+++ Dataset excerpts
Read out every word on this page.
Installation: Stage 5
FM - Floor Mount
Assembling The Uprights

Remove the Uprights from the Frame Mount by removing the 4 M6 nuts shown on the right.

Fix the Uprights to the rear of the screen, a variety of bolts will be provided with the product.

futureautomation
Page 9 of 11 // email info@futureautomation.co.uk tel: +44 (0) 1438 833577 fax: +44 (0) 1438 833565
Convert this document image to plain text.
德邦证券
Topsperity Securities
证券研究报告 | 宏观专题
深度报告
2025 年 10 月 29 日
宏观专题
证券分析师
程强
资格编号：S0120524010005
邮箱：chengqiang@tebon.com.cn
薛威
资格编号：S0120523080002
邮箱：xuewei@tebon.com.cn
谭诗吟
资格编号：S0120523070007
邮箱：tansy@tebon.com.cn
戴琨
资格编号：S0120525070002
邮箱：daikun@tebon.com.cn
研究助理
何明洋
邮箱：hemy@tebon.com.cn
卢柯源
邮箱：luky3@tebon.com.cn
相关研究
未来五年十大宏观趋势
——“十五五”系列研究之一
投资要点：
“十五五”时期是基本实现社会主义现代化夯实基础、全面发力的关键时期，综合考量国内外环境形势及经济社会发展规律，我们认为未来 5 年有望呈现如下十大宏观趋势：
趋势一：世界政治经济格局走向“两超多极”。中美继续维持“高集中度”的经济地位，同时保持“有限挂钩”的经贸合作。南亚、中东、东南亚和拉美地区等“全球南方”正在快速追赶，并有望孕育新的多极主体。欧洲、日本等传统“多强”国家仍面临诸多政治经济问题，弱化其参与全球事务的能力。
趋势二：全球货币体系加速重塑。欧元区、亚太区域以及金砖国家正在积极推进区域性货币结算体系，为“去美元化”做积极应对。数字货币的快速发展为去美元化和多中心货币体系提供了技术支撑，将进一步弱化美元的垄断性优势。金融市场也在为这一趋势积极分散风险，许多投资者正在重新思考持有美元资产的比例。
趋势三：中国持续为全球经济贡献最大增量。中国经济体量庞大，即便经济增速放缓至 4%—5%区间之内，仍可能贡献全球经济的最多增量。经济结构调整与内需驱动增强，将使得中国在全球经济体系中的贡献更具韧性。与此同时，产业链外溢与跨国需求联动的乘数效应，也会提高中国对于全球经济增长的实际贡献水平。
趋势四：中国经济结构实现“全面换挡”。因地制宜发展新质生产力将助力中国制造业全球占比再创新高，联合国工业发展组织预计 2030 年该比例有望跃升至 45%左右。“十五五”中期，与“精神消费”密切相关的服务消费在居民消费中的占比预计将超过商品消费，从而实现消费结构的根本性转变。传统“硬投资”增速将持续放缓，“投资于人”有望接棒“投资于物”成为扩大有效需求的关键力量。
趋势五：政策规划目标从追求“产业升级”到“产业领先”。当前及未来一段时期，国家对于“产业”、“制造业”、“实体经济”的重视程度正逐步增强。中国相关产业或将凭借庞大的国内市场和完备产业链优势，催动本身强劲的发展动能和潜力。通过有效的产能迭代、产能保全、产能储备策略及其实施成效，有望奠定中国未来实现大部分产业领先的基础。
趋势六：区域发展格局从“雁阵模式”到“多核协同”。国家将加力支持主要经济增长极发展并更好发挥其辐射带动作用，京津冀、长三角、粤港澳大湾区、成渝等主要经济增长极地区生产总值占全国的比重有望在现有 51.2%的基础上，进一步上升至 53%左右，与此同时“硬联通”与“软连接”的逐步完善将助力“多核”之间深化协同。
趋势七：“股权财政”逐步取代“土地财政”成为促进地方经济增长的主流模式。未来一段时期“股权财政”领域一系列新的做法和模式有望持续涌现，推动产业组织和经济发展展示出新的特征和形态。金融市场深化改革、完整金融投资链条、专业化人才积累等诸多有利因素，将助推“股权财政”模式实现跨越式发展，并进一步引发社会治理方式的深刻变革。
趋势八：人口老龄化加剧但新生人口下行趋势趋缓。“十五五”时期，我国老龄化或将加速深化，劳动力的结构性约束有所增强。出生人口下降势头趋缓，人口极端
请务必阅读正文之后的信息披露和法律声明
++++++
◆ **What is needed**:
Write the material out exactly, with nothing left out.

◆ **Right answer**:
Read out every word on this page.
Installation: Stage 5
FM - Floor Mount
Assembling The Uprights

Remove the Uprights from the Frame Mount by removing the 4 M6 nuts shown on the right.

Fix the Uprights to the rear of the screen, a variety of bolts will be provided with the product.

futureautomation
Page 9 of 11 // email info@futureautomation.co.uk tel: +44 (0) 1438 833577 fax: +44 (0) 1438 833565
Convert this document image to plain text.
德邦证券
Topsperity Securities
证券研究报告 | 宏观专题
深度报告
2025 年 10 月 29 日
宏观专题
证券分析师
程强
资格编号：S0120524010005
邮箱：chengqiang@tebon.com.cn
薛威
资格编号：S0120523080002
邮箱：xuewei@tebon.com.cn
谭诗吟
资格编号：S0120523070007
邮箱：tansy@tebon.com.cn
戴琨
资格编号：S0120525070002
邮箱：daikun@tebon.com.cn
研究助理
何明洋
邮箱：hemy@tebon.com.cn
卢柯源
邮箱：luky3@tebon.com.cn
相关研究
未来五年十大宏观趋势
——“十五五”系列研究之一
投资要点：
“十五五”时期是基本实现社会主义现代化夯实基础、全面发力的关键时期，综合考量国内外环境形势及经济社会发展规律，我们认为未来 5 年有望呈现如下十大宏观趋势：
趋势一：世界政治经济格局走向“两超多极”。中美继续维持“高集中度”的经济地位，同时保持“有限挂钩”的经贸合作。南亚、中东、东南亚和拉美地区等“全球南方”正在快速追赶，并有望孕育新的多极主体。欧洲、日本等传统“多强”国家仍面临诸多政治经济问题，弱化其参与全球事务的能力。
趋势二：全球货币体系加速重塑。欧元区、亚太区域以及金砖国家正在积极推进区域性货币结算体系，为“去美元化”做积极应对。数字货币的快速发展为去美元化和多中心货币体系提供了技术支撑，将进一步弱化美元的垄断性优势。金融市场也在为这一趋势积极分散风险，许多投资者正在重新思考持有美元资产的比例。
趋势三：中国持续为全球经济贡献最大增量。中国经济体量庞大，即便经济增速放缓至 4%—5%区间之内，仍可能贡献全球经济的最多增量。经济结构调整与内需驱动增强，将使得中国在全球经济体系中的贡献更具韧性。与此同时，产业链外溢与跨国需求联动的乘数效应，也会提高中国对于全球经济增长的实际贡献水平。
趋势四：中国经济结构实现“全面换挡”。因地制宜发展新质生产力将助力中国制造业全球占比再创新高，联合国工业发展组织预计 2030 年该比例有望跃升至 45%左右。“十五五”中期，与“精神消费”密切相关的服务消费在居民消费中的占比预计将超过商品消费，从而实现消费结构的根本性转变。传统“硬投资”增速将持续放缓，“投资于人”有望接棒“投资于物”成为扩大有效需求的关键力量。
趋势五：政策规划目标从追求“产业升级”到“产业领先”。当前及未来一段时期，国家对于“产业”、“制造业”、“实体经济”的重视程度正逐步增强。中国相关产业或将凭借庞大的国内市场和完备产业链优势，催动本身强劲的发展动能和潜力。通过有效的产能迭代、产能保全、产能储备策略及其实施成效，有望奠定中国未来实现大部分产业领先的基础。
趋势六：区域发展格局从“雁阵模式”到“多核协同”。国家将加力支持主要经济增长极发展并更好发挥其辐射带动作用，京津冀、长三角、粤港澳大湾区、成渝等主要经济增长极地区生产总值占全国的比重有望在现有 51.2%的基础上，进一步上升至 53%左右，与此同时“硬联通”与“软连接”的逐步完善将助力“多核”之间深化协同。
趋势七：“股权财政”逐步取代“土地财政”成为促进地方经济增长的主流模式。未来一段时期“股权财政”领域一系列新的做法和模式有望持续涌现，推动产业组织和经济发展展示出新的特征和形态。金融市场深化改革、完整金融投资链条、专业化人才积累等诸多有利因素，将助推“股权财政”模式实现跨越式发展，并进一步引发社会治理方式的深刻变革。
趋势八：人口老龄化加剧但新生人口下行趋势趋缓。“十五五”时期，我国老龄化或将加速深化，劳动力的结构性约束有所增强。出生人口下降势头趋缓，人口极端
请务必阅读正文之后的信息披露和法律声明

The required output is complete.